## EXERCISE INSTRUCTIONS
Reply with one number only: the count of lines below that contain the word "einem".
═══
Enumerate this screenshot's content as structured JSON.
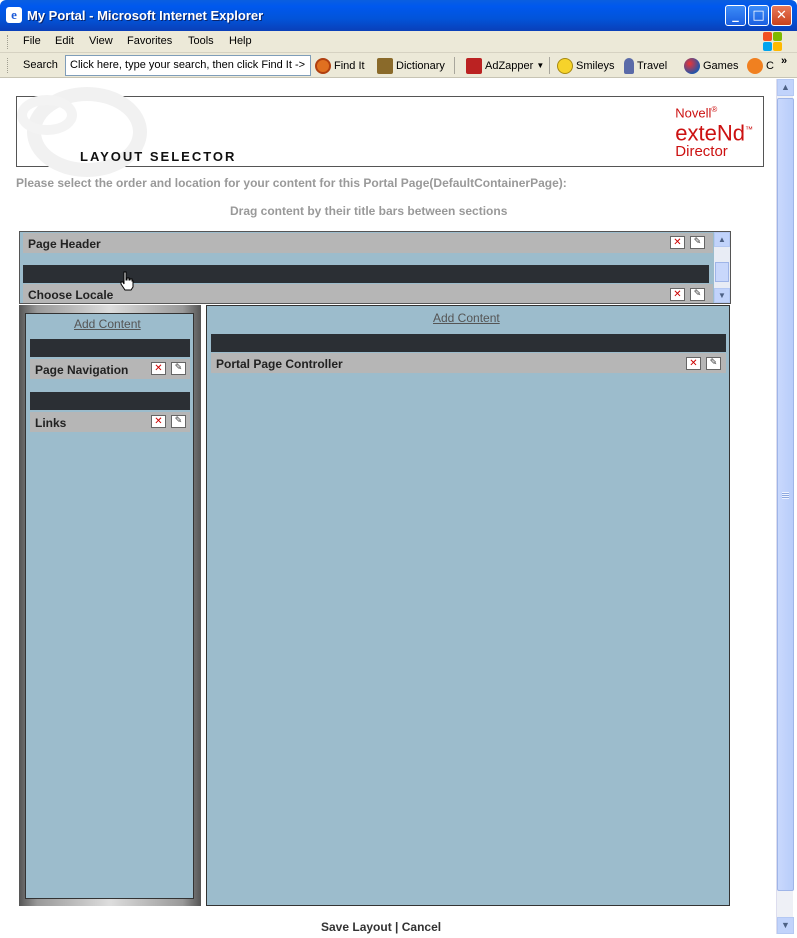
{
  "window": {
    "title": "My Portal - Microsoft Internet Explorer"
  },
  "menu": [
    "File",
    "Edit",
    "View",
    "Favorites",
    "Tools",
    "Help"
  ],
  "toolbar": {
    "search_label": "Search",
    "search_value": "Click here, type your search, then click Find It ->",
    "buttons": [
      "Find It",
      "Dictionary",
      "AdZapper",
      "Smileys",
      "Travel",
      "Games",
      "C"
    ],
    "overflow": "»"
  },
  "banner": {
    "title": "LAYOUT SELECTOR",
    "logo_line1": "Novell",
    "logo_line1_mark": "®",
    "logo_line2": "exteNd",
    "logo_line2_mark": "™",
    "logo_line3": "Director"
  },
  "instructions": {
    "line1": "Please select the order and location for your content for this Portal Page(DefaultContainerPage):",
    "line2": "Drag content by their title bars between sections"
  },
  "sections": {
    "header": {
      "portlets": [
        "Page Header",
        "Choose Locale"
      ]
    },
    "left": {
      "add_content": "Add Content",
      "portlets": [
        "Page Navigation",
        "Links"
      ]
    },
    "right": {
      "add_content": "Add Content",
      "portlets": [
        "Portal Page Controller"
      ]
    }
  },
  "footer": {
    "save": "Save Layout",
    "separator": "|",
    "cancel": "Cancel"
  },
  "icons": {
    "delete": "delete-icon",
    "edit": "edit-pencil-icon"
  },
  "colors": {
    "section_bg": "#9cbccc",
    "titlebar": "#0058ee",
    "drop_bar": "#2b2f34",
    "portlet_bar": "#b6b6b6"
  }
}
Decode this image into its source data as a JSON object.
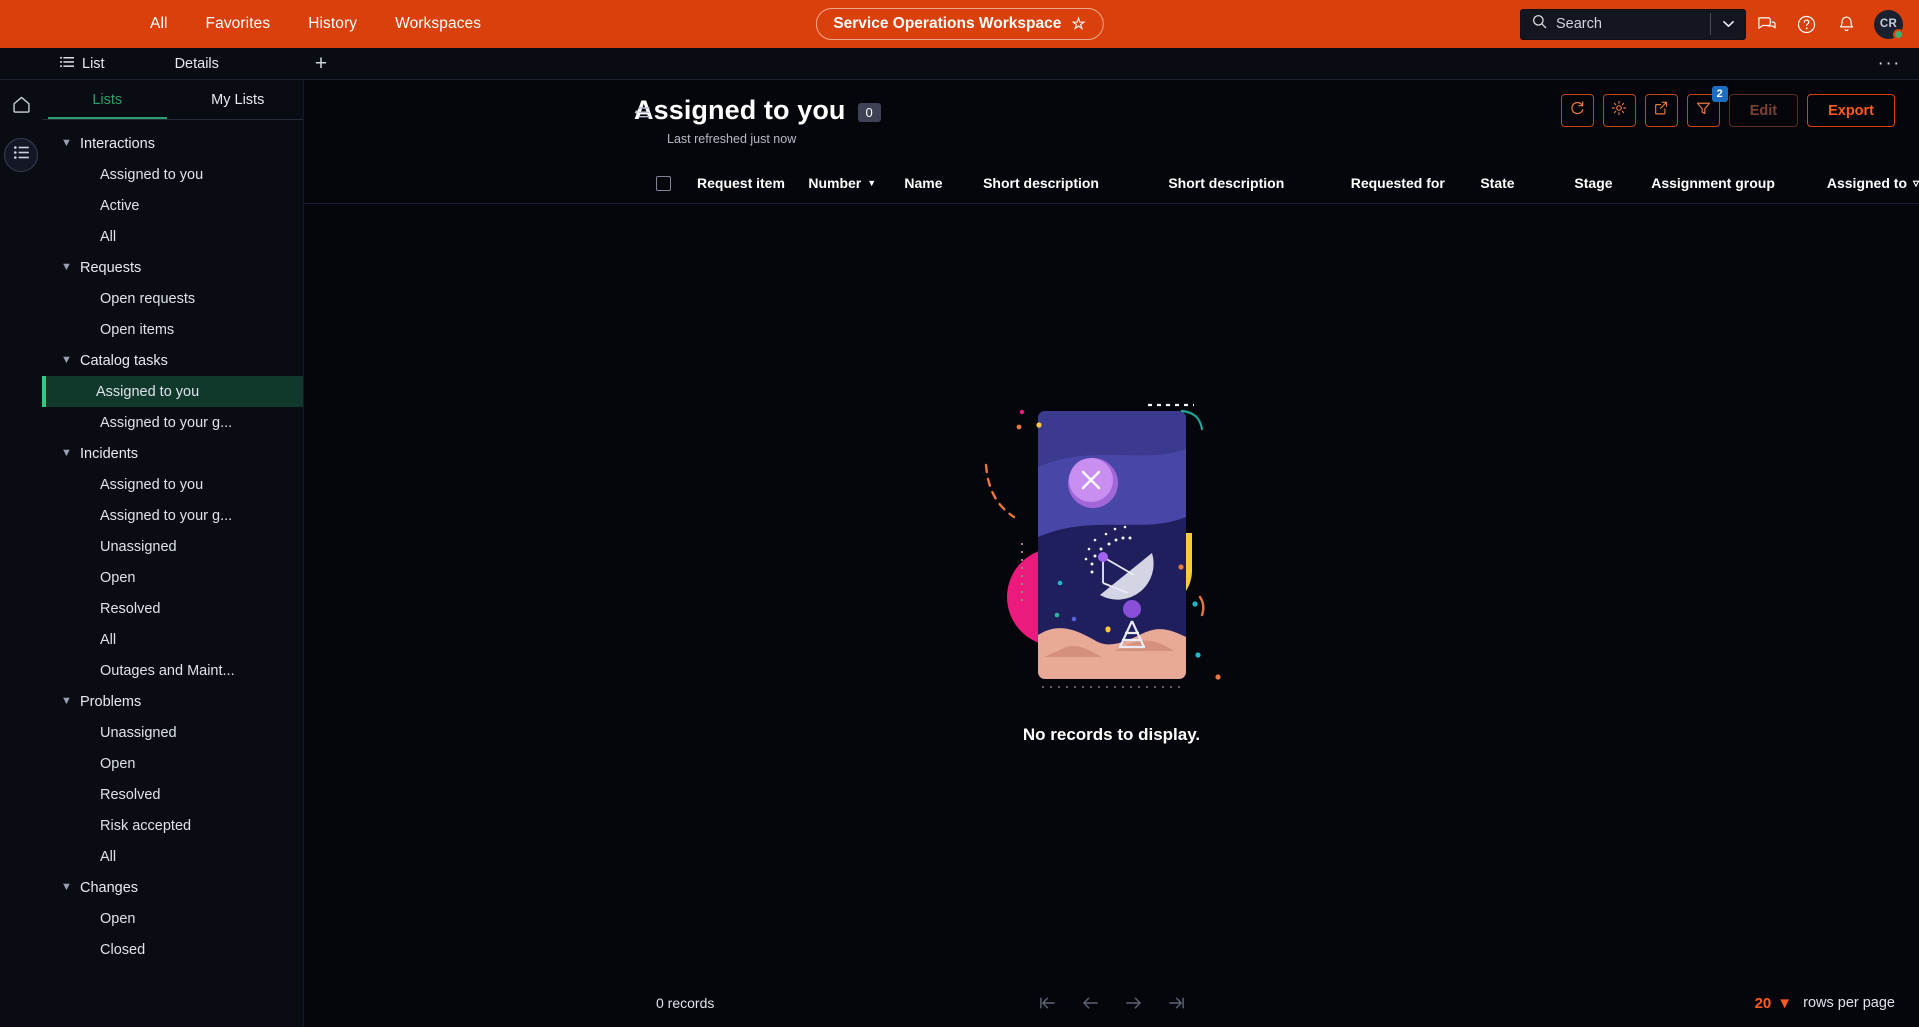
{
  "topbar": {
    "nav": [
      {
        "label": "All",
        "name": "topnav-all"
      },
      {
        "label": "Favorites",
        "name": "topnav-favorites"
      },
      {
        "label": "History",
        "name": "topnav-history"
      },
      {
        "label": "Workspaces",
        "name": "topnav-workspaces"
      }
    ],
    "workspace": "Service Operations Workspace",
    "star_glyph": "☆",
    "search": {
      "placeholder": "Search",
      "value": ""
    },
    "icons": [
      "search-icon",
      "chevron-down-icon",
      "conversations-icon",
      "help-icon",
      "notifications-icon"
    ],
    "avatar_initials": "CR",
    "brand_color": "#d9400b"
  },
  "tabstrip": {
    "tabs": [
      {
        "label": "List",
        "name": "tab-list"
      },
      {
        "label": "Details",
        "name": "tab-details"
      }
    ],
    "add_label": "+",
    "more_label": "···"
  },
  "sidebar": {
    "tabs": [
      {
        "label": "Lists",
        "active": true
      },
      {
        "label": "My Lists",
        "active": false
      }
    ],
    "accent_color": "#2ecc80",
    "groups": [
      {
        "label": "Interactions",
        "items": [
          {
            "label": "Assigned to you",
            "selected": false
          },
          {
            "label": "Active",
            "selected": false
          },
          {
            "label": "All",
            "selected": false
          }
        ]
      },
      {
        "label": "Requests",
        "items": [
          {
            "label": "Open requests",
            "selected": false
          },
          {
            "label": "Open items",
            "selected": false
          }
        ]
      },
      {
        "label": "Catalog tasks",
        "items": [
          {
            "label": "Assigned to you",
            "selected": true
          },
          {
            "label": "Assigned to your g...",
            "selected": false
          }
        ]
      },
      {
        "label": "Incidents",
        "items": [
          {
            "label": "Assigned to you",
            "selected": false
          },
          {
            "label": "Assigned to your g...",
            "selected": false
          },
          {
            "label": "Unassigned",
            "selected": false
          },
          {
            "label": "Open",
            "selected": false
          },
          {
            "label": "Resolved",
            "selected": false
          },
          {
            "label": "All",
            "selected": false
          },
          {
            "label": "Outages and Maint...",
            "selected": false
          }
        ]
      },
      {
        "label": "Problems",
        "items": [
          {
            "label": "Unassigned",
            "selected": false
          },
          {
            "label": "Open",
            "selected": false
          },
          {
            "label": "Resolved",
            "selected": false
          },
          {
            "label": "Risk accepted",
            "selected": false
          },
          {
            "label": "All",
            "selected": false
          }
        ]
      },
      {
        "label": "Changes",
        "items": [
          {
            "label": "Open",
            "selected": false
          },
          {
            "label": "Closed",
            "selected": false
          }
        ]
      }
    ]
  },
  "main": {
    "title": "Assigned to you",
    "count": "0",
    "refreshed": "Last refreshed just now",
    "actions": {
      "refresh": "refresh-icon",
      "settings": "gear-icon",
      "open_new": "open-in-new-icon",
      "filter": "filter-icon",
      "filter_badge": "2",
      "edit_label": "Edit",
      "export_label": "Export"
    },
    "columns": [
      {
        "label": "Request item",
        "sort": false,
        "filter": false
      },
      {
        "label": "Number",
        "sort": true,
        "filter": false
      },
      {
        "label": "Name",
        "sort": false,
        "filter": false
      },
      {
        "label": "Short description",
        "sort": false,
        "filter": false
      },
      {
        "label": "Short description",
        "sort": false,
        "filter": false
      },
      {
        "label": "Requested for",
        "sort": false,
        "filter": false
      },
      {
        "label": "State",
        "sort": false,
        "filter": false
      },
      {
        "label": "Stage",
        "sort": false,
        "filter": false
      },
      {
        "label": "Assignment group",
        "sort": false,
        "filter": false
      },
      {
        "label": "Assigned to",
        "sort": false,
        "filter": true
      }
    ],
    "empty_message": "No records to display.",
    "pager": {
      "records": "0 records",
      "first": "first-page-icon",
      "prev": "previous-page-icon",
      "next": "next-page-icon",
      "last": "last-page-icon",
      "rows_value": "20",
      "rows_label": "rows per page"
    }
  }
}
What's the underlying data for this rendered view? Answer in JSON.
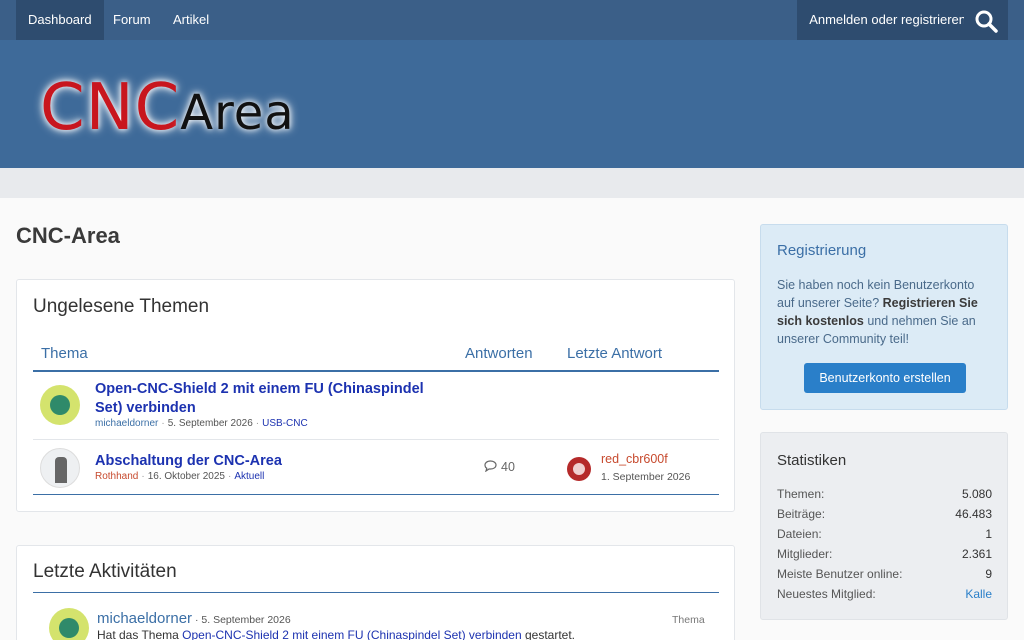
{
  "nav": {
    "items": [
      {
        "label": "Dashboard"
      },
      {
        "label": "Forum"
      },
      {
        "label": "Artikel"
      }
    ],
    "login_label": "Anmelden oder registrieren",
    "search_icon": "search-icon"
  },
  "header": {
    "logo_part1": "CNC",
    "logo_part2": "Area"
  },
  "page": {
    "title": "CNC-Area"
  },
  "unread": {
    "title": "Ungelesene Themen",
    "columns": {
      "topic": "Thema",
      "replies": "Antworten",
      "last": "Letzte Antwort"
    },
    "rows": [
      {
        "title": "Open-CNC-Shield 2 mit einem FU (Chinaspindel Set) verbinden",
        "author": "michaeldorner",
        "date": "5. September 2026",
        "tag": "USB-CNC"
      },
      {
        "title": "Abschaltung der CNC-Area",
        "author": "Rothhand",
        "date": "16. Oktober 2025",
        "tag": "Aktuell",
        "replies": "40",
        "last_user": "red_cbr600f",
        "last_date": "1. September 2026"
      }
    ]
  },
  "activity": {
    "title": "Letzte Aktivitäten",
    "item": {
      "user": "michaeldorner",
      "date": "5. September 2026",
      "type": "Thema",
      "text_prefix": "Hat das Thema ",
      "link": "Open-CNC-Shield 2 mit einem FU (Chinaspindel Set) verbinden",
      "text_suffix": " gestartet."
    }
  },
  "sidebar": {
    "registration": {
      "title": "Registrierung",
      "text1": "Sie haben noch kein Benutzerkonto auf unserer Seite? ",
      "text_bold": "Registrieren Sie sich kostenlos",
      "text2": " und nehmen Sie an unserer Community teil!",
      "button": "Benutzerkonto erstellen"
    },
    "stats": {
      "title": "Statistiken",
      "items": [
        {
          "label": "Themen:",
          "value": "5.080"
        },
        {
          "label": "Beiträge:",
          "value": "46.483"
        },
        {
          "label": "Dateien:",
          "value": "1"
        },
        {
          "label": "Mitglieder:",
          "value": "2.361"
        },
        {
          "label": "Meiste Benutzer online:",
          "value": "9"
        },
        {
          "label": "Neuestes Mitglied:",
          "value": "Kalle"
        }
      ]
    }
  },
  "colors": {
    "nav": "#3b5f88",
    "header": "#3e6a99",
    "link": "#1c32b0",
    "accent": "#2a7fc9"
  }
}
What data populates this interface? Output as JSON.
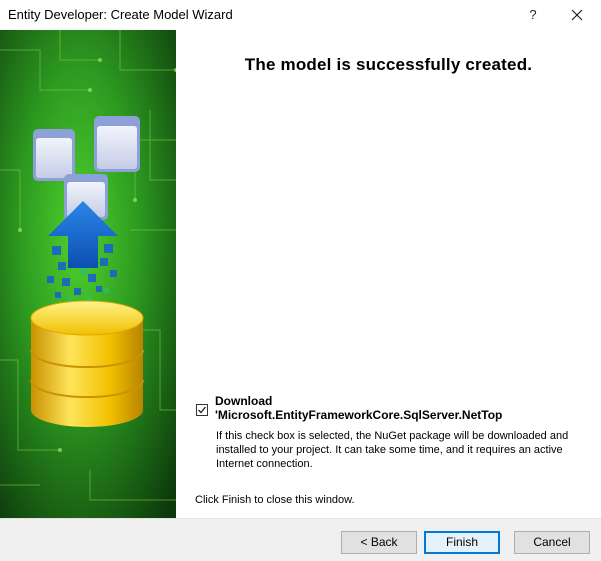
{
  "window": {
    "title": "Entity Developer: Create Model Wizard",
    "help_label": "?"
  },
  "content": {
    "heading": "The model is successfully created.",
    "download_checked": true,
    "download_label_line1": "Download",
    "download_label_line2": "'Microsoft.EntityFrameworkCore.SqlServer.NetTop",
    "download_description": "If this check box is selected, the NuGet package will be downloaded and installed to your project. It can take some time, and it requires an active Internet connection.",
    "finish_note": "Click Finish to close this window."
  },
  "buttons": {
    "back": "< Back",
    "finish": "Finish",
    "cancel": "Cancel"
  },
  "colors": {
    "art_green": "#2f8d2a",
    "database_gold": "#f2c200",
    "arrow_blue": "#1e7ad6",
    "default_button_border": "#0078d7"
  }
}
═══
## TASK SOLUTION
2